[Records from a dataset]
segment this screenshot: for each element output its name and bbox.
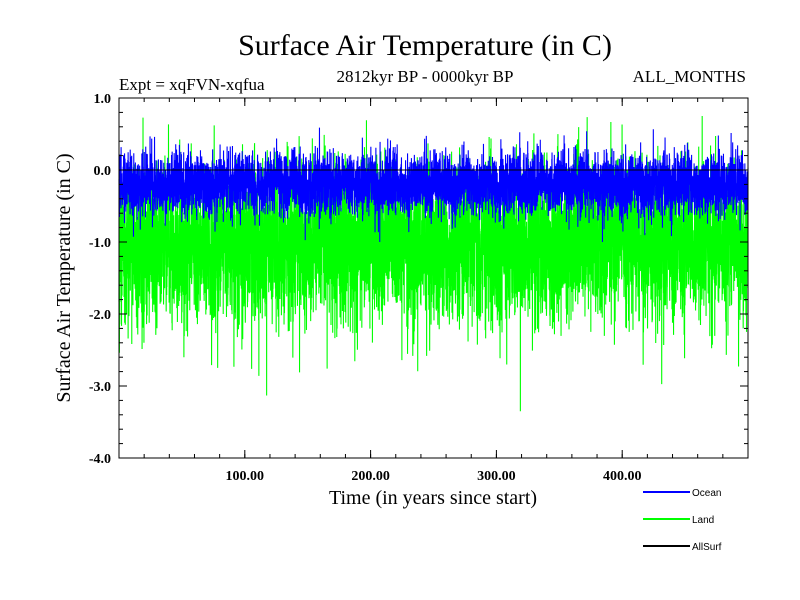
x-tick-label: 300.00 — [477, 469, 516, 484]
series-layer — [118, 115, 749, 412]
plot-frame — [118, 97, 749, 459]
axis-layer: 1.0 0.0 -1.0 -2.0 -3.0 -4.0 100.00 200.00 300.00… — [89, 92, 748, 484]
legend-label-allsurf: AllSurf — [692, 542, 722, 553]
y-axis-label: Surface Air Temperature (in C) — [53, 153, 75, 402]
x-tick-label: 100.00 — [226, 469, 265, 484]
y-tick-label: -2.0 — [89, 308, 111, 323]
x-tick-label: 200.00 — [351, 469, 390, 484]
y-tick-label: 0.0 — [94, 164, 112, 179]
x-tick-label: 400.00 — [603, 469, 642, 484]
chart-subtitle-left: Expt = xqFVN-xqfua — [119, 75, 265, 94]
legend-label-ocean: Ocean — [692, 488, 721, 499]
legend: Ocean Land AllSurf — [643, 488, 722, 553]
x-axis-label: Time (in years since start) — [329, 487, 537, 509]
y-tick-label: -4.0 — [89, 452, 111, 467]
y-tick-label: -1.0 — [89, 236, 111, 251]
y-tick-label: -3.0 — [89, 380, 111, 395]
chart-title: Surface Air Temperature (in C) — [238, 29, 612, 62]
y-tick-label: 1.0 — [94, 92, 112, 107]
chart-subtitle-center: 2812kyr BP - 0000kyr BP — [337, 67, 514, 86]
chart-subtitle-right: ALL_MONTHS — [633, 67, 746, 86]
legend-label-land: Land — [692, 515, 714, 526]
series-line-ocean — [118, 127, 749, 243]
series-line-land — [118, 115, 749, 412]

- Required work:
Print the listing above line for line with no changes, leaving out the picture.

- Full answer:
segment this screenshot: for each element output its name and bbox.
x-tick-label: 300.00 — [477, 469, 516, 484]
series-layer — [118, 115, 749, 412]
plot-frame — [118, 97, 749, 459]
axis-layer: 1.0 0.0 -1.0 -2.0 -3.0 -4.0 100.00 200.00 300.00… — [89, 92, 748, 484]
legend-label-allsurf: AllSurf — [692, 542, 722, 553]
y-axis-label: Surface Air Temperature (in C) — [53, 153, 75, 402]
x-tick-label: 100.00 — [226, 469, 265, 484]
y-tick-label: -2.0 — [89, 308, 111, 323]
x-tick-label: 200.00 — [351, 469, 390, 484]
y-tick-label: 0.0 — [94, 164, 112, 179]
x-tick-label: 400.00 — [603, 469, 642, 484]
chart-subtitle-left: Expt = xqFVN-xqfua — [119, 75, 265, 94]
legend-label-ocean: Ocean — [692, 488, 721, 499]
legend: Ocean Land AllSurf — [643, 488, 722, 553]
x-axis-label: Time (in years since start) — [329, 487, 537, 509]
y-tick-label: -4.0 — [89, 452, 111, 467]
y-tick-label: -1.0 — [89, 236, 111, 251]
y-tick-label: -3.0 — [89, 380, 111, 395]
chart-title: Surface Air Temperature (in C) — [238, 29, 612, 62]
y-tick-label: 1.0 — [94, 92, 112, 107]
chart-subtitle-center: 2812kyr BP - 0000kyr BP — [337, 67, 514, 86]
chart-subtitle-right: ALL_MONTHS — [633, 67, 746, 86]
legend-label-land: Land — [692, 515, 714, 526]
series-line-ocean — [118, 127, 749, 243]
series-line-land — [118, 115, 749, 412]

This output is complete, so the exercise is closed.